* _Short problem_
Identify, in the records below, every line where the string "moderation" appears, and copy each such line.

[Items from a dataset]
>>>

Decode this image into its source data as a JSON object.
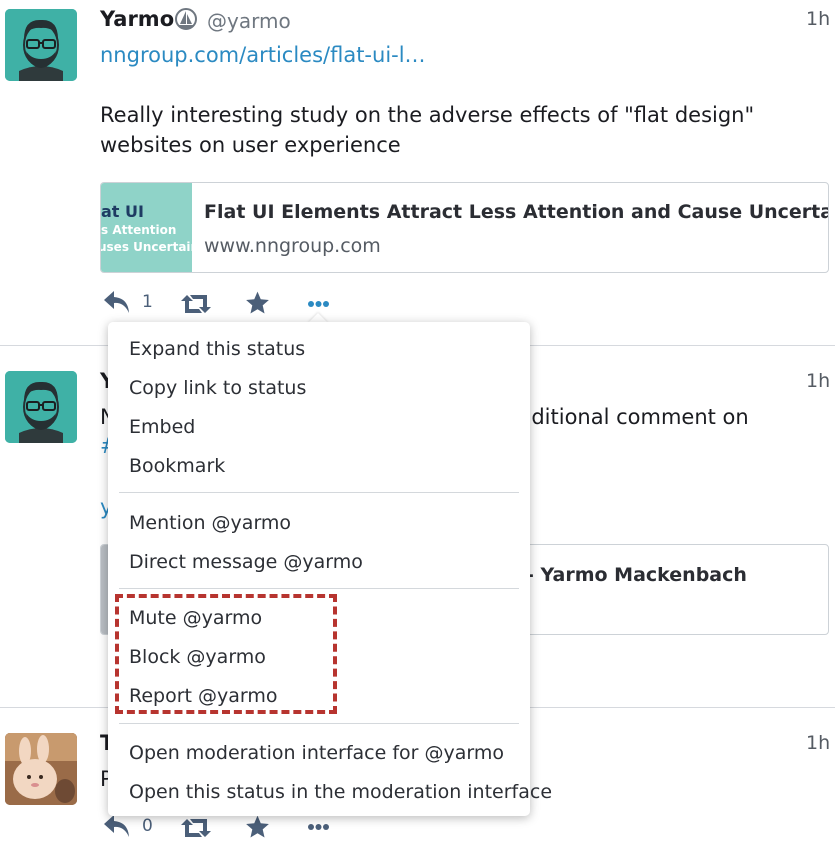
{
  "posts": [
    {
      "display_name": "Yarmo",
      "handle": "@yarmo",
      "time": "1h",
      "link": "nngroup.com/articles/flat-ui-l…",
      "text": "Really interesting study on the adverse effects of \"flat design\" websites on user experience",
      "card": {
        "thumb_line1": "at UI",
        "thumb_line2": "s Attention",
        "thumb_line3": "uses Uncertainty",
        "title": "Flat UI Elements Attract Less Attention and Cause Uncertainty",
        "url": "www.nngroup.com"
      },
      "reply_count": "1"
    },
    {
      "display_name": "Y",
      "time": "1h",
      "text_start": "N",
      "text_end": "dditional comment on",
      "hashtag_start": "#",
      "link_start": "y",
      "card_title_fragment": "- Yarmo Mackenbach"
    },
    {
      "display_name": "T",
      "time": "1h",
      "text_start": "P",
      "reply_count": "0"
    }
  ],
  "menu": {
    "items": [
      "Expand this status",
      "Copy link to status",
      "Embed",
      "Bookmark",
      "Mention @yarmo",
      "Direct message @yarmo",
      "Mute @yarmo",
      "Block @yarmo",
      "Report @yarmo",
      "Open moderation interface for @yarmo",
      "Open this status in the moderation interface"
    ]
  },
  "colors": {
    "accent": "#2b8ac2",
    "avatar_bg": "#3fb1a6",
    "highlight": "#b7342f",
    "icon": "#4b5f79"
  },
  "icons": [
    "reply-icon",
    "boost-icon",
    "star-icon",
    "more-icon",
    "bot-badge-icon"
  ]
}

<<<
>>>

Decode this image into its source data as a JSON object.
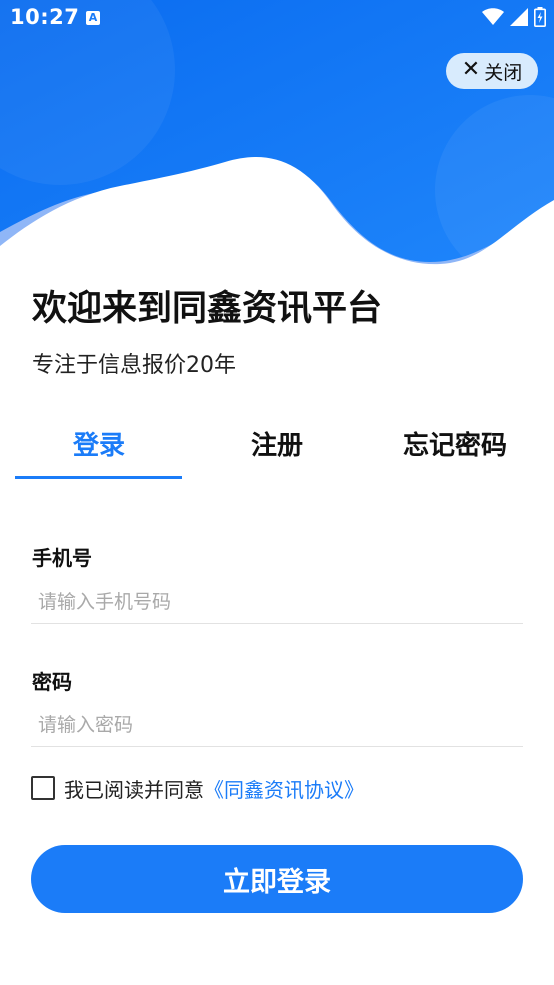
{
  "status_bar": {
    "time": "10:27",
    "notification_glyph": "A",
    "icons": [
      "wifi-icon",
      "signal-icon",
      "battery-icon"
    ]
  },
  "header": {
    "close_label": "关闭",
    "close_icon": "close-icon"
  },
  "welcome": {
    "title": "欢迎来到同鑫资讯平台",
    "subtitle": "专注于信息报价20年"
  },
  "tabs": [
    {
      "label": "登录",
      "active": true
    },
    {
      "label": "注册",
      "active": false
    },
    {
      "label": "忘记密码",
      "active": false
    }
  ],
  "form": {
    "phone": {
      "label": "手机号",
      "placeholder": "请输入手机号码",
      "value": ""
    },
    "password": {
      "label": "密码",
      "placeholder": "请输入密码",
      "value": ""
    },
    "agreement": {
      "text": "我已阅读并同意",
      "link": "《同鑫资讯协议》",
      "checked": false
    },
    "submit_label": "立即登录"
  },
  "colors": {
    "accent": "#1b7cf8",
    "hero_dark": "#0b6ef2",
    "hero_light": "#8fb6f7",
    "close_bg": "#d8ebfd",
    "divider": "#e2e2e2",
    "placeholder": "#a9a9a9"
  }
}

<<<

* _Problem solution_
      "Open moderation interface for @yarmo",
      "Open this status in the moderation interface"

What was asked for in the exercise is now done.